▶ **ENTRIES SHOWN**:
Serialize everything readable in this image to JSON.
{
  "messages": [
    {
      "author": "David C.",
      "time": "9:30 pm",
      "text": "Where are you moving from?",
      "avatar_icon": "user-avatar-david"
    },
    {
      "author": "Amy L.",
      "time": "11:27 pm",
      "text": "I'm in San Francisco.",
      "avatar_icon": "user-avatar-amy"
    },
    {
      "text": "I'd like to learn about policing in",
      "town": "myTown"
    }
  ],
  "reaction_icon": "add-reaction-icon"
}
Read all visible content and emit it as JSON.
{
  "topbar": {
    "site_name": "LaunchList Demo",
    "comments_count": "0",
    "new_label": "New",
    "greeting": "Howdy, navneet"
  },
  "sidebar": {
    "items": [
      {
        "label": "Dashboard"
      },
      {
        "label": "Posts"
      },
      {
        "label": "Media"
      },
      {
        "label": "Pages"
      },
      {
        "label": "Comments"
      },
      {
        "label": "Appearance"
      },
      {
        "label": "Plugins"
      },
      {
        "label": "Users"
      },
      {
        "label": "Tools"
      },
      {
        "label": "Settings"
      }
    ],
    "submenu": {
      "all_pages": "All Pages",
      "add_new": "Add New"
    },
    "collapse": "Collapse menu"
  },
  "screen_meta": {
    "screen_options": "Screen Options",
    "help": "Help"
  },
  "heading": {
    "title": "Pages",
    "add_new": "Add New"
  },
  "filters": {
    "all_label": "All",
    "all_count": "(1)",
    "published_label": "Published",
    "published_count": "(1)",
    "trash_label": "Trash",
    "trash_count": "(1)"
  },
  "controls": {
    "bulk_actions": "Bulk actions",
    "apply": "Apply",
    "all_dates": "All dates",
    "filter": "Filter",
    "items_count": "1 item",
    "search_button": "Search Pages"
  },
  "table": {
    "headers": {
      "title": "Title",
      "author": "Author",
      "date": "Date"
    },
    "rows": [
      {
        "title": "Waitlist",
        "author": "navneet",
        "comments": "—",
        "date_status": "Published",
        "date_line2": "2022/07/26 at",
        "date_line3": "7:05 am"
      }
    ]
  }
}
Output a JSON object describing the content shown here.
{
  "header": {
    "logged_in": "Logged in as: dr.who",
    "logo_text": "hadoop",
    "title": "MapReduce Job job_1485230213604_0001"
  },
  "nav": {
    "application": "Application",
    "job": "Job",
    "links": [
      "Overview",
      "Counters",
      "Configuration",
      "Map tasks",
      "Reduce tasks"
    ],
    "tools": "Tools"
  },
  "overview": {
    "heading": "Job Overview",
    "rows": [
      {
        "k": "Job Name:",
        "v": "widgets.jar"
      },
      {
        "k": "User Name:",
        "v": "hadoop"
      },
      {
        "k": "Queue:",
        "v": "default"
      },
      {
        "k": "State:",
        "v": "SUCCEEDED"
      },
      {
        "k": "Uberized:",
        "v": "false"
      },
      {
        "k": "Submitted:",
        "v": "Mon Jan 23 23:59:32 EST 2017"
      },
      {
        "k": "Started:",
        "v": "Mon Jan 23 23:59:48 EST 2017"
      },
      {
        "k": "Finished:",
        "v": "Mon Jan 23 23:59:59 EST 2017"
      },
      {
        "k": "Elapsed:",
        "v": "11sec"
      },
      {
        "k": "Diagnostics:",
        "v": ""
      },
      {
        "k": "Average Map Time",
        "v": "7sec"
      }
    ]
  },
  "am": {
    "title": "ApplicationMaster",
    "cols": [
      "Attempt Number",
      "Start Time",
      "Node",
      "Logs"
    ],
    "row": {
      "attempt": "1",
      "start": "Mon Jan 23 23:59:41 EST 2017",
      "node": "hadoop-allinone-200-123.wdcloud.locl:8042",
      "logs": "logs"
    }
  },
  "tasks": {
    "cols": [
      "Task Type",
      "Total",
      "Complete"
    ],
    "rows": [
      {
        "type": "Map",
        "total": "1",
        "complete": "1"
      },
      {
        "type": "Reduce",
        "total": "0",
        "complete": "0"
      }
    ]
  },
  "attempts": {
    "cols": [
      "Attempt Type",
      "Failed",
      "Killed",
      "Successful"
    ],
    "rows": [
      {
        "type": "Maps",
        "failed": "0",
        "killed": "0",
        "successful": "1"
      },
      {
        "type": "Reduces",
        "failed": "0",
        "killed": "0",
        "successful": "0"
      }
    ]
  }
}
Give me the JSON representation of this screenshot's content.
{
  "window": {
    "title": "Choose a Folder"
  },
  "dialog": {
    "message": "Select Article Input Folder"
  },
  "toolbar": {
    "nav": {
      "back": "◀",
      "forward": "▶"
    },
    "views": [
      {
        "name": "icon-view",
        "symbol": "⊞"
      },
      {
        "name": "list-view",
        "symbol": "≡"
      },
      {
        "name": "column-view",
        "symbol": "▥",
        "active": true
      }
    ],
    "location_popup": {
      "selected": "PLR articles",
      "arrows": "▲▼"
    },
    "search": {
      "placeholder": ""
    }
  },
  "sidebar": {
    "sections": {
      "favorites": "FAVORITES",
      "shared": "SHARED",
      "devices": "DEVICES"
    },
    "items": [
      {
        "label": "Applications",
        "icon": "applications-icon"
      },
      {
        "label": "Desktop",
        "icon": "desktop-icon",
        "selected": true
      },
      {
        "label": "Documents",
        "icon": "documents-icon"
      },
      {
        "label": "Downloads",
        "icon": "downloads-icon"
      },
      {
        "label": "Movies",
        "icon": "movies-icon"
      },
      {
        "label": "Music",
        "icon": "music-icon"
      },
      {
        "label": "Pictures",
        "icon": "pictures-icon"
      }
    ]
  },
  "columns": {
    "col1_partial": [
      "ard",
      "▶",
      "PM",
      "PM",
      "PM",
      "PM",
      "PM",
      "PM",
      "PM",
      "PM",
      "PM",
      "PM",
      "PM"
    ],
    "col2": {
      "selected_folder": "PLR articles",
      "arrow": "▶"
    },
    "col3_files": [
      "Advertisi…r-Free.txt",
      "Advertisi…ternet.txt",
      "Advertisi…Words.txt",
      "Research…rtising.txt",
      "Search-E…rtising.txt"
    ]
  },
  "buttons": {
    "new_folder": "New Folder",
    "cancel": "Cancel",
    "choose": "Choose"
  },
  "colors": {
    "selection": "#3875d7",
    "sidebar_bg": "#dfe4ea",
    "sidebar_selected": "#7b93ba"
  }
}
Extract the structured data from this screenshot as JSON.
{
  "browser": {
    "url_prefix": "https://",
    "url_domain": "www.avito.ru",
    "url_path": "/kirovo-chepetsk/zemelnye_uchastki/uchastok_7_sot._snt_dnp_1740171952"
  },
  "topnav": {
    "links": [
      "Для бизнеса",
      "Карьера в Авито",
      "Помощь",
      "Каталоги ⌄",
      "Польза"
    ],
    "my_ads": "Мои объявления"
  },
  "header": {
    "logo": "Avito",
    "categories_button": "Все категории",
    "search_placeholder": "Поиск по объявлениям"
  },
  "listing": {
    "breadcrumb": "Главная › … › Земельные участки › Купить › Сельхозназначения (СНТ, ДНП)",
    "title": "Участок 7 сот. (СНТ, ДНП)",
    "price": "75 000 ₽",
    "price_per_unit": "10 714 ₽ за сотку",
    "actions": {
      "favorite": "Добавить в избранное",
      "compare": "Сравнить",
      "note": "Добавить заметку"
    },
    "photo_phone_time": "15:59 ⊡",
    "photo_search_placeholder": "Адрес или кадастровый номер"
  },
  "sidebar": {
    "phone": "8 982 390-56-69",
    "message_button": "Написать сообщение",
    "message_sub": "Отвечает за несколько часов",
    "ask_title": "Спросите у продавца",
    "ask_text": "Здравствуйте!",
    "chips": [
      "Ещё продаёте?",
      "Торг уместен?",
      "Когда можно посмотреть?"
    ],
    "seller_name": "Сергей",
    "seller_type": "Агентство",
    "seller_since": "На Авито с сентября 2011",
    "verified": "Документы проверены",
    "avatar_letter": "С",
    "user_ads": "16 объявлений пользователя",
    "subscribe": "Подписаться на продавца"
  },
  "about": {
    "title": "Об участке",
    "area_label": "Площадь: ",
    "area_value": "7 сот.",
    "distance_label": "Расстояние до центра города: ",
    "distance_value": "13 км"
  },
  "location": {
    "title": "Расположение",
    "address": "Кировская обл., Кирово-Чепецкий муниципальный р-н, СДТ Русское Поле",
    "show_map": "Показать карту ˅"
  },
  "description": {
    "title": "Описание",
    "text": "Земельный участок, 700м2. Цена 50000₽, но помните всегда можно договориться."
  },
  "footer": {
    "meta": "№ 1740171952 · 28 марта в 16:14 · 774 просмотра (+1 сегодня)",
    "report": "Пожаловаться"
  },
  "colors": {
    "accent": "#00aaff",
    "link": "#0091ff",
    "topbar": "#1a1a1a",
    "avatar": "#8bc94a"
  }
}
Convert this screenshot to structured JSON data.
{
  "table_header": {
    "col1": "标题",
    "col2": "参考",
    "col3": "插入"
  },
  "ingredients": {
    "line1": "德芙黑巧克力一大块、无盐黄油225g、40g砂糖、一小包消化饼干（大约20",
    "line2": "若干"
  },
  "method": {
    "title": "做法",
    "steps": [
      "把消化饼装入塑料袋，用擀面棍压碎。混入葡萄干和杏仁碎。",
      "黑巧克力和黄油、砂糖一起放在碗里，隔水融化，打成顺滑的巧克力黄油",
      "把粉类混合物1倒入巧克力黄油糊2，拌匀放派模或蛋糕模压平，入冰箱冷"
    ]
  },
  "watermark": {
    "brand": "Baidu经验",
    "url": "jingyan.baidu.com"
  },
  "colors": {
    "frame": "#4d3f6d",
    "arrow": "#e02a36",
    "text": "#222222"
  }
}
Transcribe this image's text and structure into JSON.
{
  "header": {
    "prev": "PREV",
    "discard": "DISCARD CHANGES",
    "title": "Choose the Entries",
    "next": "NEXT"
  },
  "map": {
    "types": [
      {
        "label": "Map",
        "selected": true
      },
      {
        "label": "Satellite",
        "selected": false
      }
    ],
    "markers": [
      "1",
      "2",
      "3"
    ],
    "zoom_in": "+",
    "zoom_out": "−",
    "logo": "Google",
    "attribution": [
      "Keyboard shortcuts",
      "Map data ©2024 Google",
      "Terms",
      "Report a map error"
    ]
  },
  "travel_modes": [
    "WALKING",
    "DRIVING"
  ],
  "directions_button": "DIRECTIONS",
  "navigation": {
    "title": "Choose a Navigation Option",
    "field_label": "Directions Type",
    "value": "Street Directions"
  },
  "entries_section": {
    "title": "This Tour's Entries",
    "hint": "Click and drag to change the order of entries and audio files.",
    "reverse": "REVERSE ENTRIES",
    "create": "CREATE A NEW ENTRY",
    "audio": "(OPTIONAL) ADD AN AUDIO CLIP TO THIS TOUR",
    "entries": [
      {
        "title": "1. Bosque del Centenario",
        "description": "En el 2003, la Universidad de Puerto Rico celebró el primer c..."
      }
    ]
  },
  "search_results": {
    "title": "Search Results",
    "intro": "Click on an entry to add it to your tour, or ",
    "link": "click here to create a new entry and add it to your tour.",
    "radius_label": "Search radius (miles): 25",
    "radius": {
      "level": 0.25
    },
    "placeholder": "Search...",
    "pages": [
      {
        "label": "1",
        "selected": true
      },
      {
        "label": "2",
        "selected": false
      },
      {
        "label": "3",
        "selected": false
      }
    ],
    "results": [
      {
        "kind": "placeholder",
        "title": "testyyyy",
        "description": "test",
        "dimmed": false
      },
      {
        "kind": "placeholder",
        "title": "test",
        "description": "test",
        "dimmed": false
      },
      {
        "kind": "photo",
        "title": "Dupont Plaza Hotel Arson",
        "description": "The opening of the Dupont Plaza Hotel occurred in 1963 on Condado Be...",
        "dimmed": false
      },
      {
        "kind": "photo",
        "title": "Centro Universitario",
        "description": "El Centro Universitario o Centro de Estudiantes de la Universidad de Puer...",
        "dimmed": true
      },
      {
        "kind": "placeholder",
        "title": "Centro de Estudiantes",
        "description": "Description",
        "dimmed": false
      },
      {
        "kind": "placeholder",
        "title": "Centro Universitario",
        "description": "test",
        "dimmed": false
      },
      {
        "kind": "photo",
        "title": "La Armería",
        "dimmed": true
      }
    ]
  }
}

▶ **WHAT TO WORK ON**: Among these entries, how many lines include the string "articles"? Reply with the number by itself.

▶ **PROBLEM SOLUTION**: 2